> _PROBLEM_
Examine each line of the data. Copy those that contain the string "Phabricator".

==============================

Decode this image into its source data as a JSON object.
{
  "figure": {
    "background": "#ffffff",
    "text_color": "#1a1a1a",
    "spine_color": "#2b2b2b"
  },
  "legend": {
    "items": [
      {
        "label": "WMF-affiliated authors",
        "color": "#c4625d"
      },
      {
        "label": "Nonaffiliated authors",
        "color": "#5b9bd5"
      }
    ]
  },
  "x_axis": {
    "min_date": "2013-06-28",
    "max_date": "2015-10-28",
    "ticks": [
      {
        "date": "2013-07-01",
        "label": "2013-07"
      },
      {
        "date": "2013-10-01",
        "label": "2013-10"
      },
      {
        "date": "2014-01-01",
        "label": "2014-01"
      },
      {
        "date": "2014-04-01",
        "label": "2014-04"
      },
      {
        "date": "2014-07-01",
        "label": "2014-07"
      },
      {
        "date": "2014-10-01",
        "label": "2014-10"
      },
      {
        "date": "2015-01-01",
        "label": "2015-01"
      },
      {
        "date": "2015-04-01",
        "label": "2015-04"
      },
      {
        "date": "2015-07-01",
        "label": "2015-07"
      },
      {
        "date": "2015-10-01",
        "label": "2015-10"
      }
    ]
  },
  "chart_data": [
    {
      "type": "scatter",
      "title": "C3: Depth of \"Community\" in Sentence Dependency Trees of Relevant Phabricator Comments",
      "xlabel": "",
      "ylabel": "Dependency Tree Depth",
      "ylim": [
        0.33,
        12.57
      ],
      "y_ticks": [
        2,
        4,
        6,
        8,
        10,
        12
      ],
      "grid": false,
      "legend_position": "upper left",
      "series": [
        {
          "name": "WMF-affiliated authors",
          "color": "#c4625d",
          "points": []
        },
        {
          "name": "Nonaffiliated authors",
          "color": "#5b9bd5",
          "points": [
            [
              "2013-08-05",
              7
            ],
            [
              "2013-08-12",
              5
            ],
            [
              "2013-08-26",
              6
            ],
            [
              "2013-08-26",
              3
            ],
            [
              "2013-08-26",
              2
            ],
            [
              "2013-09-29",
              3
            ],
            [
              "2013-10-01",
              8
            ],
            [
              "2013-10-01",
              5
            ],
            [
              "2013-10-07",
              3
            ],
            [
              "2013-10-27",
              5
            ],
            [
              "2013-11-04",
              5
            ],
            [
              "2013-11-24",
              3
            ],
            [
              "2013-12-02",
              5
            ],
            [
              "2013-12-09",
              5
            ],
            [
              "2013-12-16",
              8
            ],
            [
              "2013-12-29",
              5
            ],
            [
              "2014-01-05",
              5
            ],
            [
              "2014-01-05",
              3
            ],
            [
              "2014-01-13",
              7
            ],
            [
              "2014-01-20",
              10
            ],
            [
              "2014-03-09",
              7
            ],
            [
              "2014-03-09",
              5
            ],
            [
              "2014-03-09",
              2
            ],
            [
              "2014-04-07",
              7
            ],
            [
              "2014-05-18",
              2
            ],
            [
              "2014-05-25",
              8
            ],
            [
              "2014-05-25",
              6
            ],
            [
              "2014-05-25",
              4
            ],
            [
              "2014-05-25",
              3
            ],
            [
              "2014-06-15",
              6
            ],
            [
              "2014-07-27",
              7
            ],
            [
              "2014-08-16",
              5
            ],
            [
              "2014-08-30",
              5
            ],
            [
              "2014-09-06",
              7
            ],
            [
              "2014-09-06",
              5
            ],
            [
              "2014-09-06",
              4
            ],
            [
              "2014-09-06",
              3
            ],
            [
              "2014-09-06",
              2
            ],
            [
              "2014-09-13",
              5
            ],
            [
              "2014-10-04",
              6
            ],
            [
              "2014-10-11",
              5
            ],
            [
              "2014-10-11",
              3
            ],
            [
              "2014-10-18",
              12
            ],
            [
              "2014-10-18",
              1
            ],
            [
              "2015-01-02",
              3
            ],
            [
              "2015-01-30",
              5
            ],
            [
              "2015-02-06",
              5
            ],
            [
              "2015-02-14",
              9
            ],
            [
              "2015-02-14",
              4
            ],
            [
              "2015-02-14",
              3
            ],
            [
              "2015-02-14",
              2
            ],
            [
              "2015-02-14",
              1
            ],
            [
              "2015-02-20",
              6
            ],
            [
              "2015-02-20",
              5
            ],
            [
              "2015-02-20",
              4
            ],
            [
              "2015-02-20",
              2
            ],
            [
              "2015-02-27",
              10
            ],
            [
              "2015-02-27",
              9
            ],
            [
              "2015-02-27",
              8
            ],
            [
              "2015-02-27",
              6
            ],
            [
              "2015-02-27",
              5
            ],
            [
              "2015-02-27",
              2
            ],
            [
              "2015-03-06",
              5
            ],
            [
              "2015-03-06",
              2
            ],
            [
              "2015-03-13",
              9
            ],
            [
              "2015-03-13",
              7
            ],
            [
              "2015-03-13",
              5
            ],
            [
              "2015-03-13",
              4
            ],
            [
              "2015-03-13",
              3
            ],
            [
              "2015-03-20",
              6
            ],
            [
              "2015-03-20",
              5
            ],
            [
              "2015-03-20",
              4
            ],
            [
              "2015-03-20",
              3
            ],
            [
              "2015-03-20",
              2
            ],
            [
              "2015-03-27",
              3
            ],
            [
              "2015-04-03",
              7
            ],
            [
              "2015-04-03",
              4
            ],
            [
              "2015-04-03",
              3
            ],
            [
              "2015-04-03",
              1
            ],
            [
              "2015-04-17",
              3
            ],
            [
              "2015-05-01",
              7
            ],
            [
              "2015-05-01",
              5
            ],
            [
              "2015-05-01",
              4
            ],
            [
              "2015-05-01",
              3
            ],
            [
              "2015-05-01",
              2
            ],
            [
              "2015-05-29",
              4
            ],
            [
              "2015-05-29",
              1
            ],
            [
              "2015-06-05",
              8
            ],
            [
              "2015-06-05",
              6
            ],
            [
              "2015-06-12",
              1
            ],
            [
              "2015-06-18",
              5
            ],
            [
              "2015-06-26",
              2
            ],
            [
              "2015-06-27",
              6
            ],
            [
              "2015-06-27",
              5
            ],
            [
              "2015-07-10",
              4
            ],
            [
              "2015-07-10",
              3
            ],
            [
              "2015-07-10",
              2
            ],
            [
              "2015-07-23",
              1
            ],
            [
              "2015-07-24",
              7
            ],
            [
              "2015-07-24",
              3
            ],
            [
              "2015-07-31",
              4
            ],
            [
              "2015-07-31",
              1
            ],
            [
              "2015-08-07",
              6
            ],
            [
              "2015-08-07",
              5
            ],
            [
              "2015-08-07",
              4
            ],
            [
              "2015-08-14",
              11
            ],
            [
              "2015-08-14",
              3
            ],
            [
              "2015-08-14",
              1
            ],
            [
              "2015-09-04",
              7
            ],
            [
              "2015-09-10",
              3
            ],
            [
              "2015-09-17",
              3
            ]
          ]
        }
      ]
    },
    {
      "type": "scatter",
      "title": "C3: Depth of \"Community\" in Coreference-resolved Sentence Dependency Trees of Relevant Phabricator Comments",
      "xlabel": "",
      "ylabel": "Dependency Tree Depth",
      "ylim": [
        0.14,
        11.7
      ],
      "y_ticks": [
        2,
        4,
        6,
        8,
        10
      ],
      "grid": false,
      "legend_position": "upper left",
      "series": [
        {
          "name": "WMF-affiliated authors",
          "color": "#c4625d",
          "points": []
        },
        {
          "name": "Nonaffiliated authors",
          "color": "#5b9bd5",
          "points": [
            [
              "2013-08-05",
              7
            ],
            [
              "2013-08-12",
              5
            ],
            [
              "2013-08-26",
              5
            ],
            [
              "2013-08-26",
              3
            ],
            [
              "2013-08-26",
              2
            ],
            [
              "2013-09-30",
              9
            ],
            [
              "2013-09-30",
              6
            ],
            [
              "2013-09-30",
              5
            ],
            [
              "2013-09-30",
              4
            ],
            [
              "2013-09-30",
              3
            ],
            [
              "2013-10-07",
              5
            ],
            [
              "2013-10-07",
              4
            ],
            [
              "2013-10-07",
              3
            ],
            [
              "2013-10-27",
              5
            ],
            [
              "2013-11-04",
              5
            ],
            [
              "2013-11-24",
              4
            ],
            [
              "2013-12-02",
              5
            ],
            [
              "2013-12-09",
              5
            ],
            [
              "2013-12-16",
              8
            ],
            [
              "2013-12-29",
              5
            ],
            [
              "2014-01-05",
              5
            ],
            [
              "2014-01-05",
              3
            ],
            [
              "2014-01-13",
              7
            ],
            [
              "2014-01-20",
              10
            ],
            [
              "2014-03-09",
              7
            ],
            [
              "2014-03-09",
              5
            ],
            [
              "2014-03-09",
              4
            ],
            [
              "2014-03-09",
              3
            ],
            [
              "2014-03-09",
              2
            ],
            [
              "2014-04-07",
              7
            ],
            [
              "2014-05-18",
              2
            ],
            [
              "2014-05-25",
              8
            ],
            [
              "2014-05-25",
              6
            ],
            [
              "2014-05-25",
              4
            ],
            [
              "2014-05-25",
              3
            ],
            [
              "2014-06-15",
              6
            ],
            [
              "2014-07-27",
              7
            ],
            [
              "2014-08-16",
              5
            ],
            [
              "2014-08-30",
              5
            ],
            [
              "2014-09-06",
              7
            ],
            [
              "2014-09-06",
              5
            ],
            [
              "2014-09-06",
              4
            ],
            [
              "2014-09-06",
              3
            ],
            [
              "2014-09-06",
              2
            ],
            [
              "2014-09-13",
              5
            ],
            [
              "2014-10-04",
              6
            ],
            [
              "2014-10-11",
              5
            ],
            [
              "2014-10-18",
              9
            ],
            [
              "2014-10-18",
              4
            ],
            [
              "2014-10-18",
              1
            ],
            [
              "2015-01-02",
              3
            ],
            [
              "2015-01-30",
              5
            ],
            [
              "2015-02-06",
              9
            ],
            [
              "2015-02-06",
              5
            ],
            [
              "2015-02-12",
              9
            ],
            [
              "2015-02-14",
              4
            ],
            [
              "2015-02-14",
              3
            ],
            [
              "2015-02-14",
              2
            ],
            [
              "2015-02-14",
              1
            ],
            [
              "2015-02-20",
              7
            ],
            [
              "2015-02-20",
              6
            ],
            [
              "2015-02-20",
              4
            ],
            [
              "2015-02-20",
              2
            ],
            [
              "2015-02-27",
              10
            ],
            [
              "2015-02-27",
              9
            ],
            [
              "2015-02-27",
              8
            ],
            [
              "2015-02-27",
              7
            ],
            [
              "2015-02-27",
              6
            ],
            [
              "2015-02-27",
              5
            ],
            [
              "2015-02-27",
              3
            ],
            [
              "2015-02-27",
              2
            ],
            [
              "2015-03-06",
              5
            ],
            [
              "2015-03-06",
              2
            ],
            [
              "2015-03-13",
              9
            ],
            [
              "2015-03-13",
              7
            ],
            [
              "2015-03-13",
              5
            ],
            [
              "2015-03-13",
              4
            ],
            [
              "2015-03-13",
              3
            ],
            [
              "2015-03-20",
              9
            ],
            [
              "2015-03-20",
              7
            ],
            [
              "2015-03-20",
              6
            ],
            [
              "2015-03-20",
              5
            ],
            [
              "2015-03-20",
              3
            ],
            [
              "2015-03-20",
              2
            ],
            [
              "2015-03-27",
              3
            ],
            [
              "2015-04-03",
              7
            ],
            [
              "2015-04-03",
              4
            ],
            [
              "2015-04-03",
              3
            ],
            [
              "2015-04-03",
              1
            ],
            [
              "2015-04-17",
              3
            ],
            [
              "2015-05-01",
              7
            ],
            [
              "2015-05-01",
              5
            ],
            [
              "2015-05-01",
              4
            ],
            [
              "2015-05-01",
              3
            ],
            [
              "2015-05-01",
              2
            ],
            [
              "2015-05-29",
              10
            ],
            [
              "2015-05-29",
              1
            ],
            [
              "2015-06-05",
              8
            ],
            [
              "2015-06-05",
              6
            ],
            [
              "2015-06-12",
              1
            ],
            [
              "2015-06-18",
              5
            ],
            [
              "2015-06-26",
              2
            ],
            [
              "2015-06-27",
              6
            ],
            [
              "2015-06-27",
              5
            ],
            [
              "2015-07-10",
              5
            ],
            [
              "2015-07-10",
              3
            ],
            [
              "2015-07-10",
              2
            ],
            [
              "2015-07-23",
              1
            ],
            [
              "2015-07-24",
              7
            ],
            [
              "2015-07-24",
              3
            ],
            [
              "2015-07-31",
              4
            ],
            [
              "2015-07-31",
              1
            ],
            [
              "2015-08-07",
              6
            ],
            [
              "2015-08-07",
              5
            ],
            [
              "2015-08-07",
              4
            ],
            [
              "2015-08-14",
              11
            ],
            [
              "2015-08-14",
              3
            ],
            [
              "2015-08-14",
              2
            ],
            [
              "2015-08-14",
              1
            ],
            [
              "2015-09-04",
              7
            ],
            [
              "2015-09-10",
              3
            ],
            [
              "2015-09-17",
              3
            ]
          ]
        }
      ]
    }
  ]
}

==============================

> _WRITTEN SOLUTION_
      "title": "C3: Depth of \"Community\" in Sentence Dependency Trees of Relevant Phabricator Comments",
      "title": "C3: Depth of \"Community\" in Coreference-resolved Sentence Dependency Trees of Relevant Phabricator Comments",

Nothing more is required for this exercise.